- **Task to complete**:
Return all lines below containing the word "marker".

- **Material supplied**:
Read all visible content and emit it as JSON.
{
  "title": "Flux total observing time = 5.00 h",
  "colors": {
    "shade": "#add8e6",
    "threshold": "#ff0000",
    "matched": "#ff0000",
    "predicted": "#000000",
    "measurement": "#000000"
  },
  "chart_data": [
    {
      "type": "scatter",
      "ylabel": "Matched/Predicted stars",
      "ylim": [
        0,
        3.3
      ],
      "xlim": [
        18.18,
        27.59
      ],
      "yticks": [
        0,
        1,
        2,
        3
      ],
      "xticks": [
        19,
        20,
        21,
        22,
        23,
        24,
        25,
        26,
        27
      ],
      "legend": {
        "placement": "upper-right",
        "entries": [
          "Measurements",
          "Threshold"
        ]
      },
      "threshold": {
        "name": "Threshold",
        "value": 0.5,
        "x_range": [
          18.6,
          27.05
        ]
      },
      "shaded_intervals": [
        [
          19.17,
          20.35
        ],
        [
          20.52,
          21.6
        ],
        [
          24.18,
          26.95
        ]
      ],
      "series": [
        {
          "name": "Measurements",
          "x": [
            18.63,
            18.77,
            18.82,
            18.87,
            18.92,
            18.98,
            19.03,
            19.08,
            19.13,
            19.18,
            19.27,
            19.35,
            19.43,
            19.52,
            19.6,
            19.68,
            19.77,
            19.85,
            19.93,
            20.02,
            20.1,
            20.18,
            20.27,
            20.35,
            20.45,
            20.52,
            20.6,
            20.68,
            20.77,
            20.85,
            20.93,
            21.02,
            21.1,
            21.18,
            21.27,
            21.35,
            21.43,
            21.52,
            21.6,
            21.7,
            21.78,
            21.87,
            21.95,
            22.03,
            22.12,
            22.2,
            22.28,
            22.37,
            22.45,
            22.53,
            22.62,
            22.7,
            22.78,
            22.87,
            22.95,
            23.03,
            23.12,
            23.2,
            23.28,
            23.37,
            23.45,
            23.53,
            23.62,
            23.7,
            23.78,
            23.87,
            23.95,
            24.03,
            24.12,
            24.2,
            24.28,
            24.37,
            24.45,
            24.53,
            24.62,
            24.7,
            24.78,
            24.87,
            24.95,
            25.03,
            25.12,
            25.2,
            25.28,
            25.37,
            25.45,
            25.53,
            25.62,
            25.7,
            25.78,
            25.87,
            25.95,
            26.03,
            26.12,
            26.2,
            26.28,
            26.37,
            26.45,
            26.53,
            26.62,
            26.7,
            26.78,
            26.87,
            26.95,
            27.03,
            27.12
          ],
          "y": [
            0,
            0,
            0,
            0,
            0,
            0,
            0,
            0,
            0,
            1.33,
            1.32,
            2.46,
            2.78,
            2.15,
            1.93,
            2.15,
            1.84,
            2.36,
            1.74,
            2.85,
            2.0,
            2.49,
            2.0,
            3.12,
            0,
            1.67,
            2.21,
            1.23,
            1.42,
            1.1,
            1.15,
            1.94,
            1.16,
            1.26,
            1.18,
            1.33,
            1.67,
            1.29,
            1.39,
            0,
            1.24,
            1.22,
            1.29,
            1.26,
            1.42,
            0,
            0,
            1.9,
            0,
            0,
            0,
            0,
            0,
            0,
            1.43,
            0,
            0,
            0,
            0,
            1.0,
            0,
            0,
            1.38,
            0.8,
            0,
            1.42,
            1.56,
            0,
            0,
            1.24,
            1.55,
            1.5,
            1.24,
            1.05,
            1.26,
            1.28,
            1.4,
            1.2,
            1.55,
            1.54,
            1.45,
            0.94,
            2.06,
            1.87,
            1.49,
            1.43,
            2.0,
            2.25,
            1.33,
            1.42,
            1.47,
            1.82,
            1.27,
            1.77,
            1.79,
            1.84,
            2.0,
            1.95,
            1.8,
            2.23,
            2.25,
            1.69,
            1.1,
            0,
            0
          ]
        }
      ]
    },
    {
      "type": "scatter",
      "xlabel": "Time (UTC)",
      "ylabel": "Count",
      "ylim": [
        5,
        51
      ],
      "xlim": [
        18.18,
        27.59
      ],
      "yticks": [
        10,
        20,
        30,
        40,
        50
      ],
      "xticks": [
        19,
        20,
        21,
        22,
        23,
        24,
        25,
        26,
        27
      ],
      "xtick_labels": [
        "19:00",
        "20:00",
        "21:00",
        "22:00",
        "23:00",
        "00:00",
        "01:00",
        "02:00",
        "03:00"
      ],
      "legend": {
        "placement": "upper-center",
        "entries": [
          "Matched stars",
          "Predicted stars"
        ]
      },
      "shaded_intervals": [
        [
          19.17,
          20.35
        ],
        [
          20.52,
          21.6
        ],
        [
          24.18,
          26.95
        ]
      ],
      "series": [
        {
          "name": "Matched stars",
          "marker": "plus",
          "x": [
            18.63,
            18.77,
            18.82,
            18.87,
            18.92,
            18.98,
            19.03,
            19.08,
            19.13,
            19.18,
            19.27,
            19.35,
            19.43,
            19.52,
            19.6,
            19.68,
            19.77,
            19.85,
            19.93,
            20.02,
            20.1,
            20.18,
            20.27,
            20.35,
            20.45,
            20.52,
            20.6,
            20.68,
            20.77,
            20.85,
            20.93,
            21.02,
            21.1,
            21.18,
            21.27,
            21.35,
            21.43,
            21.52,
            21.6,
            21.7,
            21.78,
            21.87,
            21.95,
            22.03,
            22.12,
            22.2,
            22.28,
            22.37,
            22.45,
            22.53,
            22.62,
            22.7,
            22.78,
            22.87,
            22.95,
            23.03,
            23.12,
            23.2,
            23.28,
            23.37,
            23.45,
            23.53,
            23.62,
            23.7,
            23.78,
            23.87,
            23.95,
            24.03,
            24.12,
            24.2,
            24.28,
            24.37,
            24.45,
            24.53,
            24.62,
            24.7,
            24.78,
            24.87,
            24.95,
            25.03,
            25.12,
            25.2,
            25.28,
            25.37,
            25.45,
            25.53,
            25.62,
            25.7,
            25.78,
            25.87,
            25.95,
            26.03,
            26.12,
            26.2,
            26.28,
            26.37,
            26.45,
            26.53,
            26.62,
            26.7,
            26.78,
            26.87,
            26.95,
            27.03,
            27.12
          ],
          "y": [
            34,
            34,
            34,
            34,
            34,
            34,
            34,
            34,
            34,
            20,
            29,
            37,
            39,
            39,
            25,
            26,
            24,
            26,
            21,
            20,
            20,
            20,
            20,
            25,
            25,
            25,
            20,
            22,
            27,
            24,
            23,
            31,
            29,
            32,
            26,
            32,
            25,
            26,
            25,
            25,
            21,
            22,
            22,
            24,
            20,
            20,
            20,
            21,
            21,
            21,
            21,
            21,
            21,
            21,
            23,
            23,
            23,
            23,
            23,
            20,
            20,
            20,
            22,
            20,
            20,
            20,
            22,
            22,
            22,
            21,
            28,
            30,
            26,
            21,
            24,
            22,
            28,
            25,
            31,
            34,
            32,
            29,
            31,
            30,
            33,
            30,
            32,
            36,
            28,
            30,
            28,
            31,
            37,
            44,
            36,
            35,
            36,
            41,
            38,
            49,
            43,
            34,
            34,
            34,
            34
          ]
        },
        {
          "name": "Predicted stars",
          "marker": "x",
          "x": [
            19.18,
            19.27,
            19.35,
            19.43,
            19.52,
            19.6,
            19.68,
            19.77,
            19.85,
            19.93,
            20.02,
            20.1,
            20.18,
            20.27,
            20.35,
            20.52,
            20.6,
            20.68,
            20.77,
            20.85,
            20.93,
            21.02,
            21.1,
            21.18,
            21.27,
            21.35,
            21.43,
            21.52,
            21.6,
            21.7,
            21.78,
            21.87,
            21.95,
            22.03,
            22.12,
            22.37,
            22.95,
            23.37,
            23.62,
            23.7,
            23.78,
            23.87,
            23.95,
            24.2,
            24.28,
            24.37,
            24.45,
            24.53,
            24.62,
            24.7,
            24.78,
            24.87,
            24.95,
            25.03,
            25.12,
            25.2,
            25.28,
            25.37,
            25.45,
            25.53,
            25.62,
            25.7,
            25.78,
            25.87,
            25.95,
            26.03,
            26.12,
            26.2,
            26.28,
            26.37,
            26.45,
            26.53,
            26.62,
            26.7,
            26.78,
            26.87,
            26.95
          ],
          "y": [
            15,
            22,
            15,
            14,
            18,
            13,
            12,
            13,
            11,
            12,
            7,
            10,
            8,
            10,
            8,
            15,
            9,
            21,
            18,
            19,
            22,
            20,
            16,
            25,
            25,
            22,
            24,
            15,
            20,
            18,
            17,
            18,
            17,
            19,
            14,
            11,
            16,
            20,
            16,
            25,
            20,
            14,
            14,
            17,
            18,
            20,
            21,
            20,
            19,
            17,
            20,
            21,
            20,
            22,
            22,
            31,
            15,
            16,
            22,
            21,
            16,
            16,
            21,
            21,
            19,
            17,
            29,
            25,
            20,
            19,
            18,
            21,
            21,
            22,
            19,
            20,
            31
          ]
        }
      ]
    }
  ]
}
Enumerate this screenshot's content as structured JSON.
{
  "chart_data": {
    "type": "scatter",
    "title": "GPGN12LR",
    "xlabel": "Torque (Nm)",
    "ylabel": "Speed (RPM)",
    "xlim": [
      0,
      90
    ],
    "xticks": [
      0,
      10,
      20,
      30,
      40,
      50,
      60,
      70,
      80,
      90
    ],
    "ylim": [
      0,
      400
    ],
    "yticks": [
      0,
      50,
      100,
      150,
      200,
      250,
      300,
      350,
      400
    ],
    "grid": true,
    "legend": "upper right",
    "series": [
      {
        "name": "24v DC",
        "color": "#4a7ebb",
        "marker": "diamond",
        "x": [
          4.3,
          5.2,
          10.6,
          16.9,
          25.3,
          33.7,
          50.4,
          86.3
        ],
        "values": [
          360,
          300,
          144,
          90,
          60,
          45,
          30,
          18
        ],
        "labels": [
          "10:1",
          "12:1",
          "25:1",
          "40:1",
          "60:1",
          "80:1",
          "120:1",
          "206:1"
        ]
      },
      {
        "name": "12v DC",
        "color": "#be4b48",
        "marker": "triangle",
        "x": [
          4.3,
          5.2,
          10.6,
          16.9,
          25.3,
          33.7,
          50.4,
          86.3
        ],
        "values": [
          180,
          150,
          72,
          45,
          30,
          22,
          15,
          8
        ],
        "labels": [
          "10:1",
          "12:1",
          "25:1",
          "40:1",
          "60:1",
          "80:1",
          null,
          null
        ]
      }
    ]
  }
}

- **Solution below**:
          "marker": "plus",
          "marker": "x",
        "marker": "diamond",
        "marker": "triangle",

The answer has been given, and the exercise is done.